_Stated problem_. Could you transcribe every record below exactly as written, leaving out any pictures?

Dataset excerpt
# # # #
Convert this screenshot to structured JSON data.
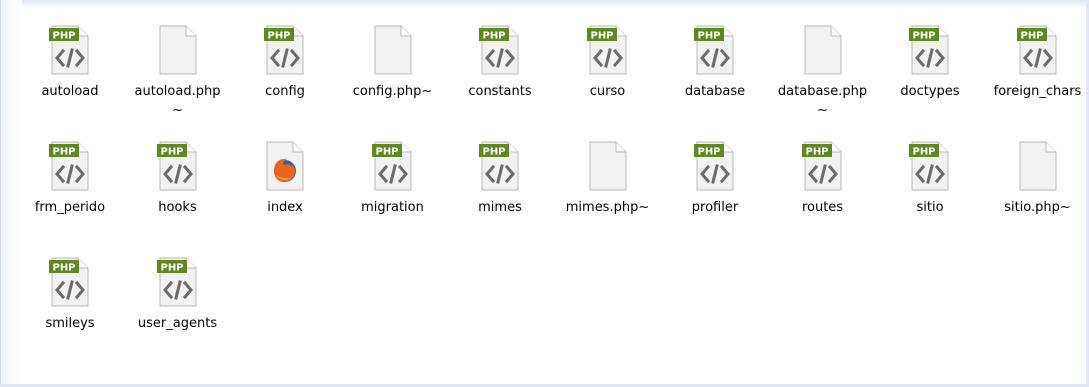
{
  "files": [
    {
      "name": "autoload",
      "icon": "php-file-icon",
      "badge": "PHP"
    },
    {
      "name": "autoload.php~",
      "icon": "blank-file-icon"
    },
    {
      "name": "config",
      "icon": "php-file-icon",
      "badge": "PHP"
    },
    {
      "name": "config.php~",
      "icon": "blank-file-icon"
    },
    {
      "name": "constants",
      "icon": "php-file-icon",
      "badge": "PHP"
    },
    {
      "name": "curso",
      "icon": "php-file-icon",
      "badge": "PHP"
    },
    {
      "name": "database",
      "icon": "php-file-icon",
      "badge": "PHP"
    },
    {
      "name": "database.php~",
      "icon": "blank-file-icon"
    },
    {
      "name": "doctypes",
      "icon": "php-file-icon",
      "badge": "PHP"
    },
    {
      "name": "foreign_chars",
      "icon": "php-file-icon",
      "badge": "PHP"
    },
    {
      "name": "frm_perido",
      "icon": "php-file-icon",
      "badge": "PHP"
    },
    {
      "name": "hooks",
      "icon": "php-file-icon",
      "badge": "PHP"
    },
    {
      "name": "index",
      "icon": "firefox-html-icon"
    },
    {
      "name": "migration",
      "icon": "php-file-icon",
      "badge": "PHP"
    },
    {
      "name": "mimes",
      "icon": "php-file-icon",
      "badge": "PHP"
    },
    {
      "name": "mimes.php~",
      "icon": "blank-file-icon"
    },
    {
      "name": "profiler",
      "icon": "php-file-icon",
      "badge": "PHP"
    },
    {
      "name": "routes",
      "icon": "php-file-icon",
      "badge": "PHP"
    },
    {
      "name": "sitio",
      "icon": "php-file-icon",
      "badge": "PHP"
    },
    {
      "name": "sitio.php~",
      "icon": "blank-file-icon"
    },
    {
      "name": "smileys",
      "icon": "php-file-icon",
      "badge": "PHP"
    },
    {
      "name": "user_agents",
      "icon": "php-file-icon",
      "badge": "PHP"
    }
  ],
  "colors": {
    "php_badge": "#5e8a1c",
    "php_badge_text": "#ffffff",
    "file_body": "#f2f2f2",
    "file_border": "#b9b9b9",
    "code_glyph": "#6b6b6b"
  }
}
# # # #
_Task result_.
Convert this screenshot to structured JSON data.
{
  "files": [
    {
      "name": "autoload",
      "icon": "php-file-icon",
      "badge": "PHP"
    },
    {
      "name": "autoload.php~",
      "icon": "blank-file-icon"
    },
    {
      "name": "config",
      "icon": "php-file-icon",
      "badge": "PHP"
    },
    {
      "name": "config.php~",
      "icon": "blank-file-icon"
    },
    {
      "name": "constants",
      "icon": "php-file-icon",
      "badge": "PHP"
    },
    {
      "name": "curso",
      "icon": "php-file-icon",
      "badge": "PHP"
    },
    {
      "name": "database",
      "icon": "php-file-icon",
      "badge": "PHP"
    },
    {
      "name": "database.php~",
      "icon": "blank-file-icon"
    },
    {
      "name": "doctypes",
      "icon": "php-file-icon",
      "badge": "PHP"
    },
    {
      "name": "foreign_chars",
      "icon": "php-file-icon",
      "badge": "PHP"
    },
    {
      "name": "frm_perido",
      "icon": "php-file-icon",
      "badge": "PHP"
    },
    {
      "name": "hooks",
      "icon": "php-file-icon",
      "badge": "PHP"
    },
    {
      "name": "index",
      "icon": "firefox-html-icon"
    },
    {
      "name": "migration",
      "icon": "php-file-icon",
      "badge": "PHP"
    },
    {
      "name": "mimes",
      "icon": "php-file-icon",
      "badge": "PHP"
    },
    {
      "name": "mimes.php~",
      "icon": "blank-file-icon"
    },
    {
      "name": "profiler",
      "icon": "php-file-icon",
      "badge": "PHP"
    },
    {
      "name": "routes",
      "icon": "php-file-icon",
      "badge": "PHP"
    },
    {
      "name": "sitio",
      "icon": "php-file-icon",
      "badge": "PHP"
    },
    {
      "name": "sitio.php~",
      "icon": "blank-file-icon"
    },
    {
      "name": "smileys",
      "icon": "php-file-icon",
      "badge": "PHP"
    },
    {
      "name": "user_agents",
      "icon": "php-file-icon",
      "badge": "PHP"
    }
  ],
  "colors": {
    "php_badge": "#5e8a1c",
    "php_badge_text": "#ffffff",
    "file_body": "#f2f2f2",
    "file_border": "#b9b9b9",
    "code_glyph": "#6b6b6b"
  }
}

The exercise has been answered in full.